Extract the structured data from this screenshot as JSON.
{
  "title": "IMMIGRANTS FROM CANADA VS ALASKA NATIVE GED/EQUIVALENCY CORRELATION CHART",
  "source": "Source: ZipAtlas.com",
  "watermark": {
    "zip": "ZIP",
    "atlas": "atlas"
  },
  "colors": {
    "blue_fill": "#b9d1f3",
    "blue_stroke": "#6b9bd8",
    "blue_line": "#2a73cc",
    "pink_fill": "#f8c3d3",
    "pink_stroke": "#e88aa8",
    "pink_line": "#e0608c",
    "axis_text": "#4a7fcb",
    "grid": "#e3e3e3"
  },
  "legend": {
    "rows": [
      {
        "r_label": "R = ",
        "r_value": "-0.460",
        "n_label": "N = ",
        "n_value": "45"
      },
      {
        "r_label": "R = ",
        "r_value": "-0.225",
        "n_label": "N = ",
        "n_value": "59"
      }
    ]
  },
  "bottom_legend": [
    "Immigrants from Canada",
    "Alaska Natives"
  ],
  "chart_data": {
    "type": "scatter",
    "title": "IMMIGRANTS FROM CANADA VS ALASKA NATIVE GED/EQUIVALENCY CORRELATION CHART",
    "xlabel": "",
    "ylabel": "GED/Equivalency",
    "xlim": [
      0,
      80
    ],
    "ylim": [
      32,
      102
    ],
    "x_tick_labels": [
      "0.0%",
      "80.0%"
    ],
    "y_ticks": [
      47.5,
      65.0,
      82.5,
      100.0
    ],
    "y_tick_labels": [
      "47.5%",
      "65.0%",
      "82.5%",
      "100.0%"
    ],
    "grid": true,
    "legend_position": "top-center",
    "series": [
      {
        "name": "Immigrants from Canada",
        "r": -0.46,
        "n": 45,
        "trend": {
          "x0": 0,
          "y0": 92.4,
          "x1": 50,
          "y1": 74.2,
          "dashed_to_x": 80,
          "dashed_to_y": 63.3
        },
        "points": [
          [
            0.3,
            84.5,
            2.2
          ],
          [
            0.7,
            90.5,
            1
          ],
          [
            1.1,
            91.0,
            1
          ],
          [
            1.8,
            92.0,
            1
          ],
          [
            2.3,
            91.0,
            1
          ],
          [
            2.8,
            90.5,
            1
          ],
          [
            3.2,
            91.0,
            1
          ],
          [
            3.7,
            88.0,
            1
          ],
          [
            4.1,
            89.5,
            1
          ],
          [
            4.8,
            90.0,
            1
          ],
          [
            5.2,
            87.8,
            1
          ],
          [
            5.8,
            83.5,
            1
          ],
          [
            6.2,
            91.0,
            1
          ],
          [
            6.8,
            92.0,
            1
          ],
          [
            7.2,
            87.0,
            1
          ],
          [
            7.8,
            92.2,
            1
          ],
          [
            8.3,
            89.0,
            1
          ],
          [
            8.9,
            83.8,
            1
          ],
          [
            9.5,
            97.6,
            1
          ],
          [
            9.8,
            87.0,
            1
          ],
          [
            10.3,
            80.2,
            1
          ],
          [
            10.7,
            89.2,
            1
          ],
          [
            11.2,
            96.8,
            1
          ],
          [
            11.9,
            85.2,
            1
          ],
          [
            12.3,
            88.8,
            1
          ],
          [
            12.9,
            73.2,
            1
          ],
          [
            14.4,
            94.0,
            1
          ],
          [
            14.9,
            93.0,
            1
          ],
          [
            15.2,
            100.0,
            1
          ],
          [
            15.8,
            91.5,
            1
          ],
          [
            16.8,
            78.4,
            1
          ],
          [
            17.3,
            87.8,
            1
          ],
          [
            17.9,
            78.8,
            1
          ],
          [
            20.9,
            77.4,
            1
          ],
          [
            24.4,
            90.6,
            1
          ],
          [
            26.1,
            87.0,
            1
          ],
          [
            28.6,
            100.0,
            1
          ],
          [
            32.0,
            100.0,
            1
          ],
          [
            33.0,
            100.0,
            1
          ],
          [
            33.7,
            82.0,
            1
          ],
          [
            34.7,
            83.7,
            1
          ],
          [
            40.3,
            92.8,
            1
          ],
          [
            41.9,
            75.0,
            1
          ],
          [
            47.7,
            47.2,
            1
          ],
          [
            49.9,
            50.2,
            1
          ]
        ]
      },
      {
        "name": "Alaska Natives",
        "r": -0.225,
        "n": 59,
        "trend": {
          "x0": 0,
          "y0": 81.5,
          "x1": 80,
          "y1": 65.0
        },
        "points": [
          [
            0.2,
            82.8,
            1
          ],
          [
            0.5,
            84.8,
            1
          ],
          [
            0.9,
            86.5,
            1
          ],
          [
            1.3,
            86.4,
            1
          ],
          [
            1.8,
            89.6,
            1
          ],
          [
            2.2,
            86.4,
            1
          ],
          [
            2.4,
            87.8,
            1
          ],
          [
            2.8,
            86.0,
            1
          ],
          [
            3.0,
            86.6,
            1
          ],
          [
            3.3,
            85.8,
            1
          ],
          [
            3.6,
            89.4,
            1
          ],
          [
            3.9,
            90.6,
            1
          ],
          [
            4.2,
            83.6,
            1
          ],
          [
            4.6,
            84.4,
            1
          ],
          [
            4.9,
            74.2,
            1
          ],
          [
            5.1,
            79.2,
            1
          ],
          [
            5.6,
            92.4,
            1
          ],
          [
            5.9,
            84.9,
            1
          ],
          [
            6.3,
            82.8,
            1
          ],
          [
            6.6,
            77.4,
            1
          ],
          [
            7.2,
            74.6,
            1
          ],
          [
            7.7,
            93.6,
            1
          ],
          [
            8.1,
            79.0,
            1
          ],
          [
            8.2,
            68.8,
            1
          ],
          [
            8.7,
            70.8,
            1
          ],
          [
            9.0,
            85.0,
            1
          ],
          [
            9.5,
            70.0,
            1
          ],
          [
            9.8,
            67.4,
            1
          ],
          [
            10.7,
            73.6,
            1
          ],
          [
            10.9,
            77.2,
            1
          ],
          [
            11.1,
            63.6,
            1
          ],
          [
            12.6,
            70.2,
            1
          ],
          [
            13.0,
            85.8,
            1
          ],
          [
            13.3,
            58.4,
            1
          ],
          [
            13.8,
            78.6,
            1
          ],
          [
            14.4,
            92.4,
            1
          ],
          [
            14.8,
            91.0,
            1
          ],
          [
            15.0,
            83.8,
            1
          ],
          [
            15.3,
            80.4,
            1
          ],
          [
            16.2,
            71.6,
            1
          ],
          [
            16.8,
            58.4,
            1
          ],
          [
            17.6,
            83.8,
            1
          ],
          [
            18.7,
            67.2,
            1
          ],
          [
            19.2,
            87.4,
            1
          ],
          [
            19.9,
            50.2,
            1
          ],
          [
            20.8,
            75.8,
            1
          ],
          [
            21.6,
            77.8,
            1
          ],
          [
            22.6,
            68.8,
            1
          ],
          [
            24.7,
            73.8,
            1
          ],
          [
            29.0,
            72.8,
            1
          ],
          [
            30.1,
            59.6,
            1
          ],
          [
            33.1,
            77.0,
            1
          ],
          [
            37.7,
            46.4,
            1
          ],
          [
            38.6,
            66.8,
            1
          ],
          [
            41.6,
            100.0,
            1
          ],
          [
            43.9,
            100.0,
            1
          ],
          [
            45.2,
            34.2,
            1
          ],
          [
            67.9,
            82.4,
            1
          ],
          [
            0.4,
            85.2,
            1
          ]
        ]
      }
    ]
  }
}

### GIVEN TASK
Copy each line of the records that contains the word "title".

### REPLY
  "title": "IMMIGRANTS FROM CANADA VS ALASKA NATIVE GED/EQUIVALENCY CORRELATION CHART",
    "title": "IMMIGRANTS FROM CANADA VS ALASKA NATIVE GED/EQUIVALENCY CORRELATION CHART",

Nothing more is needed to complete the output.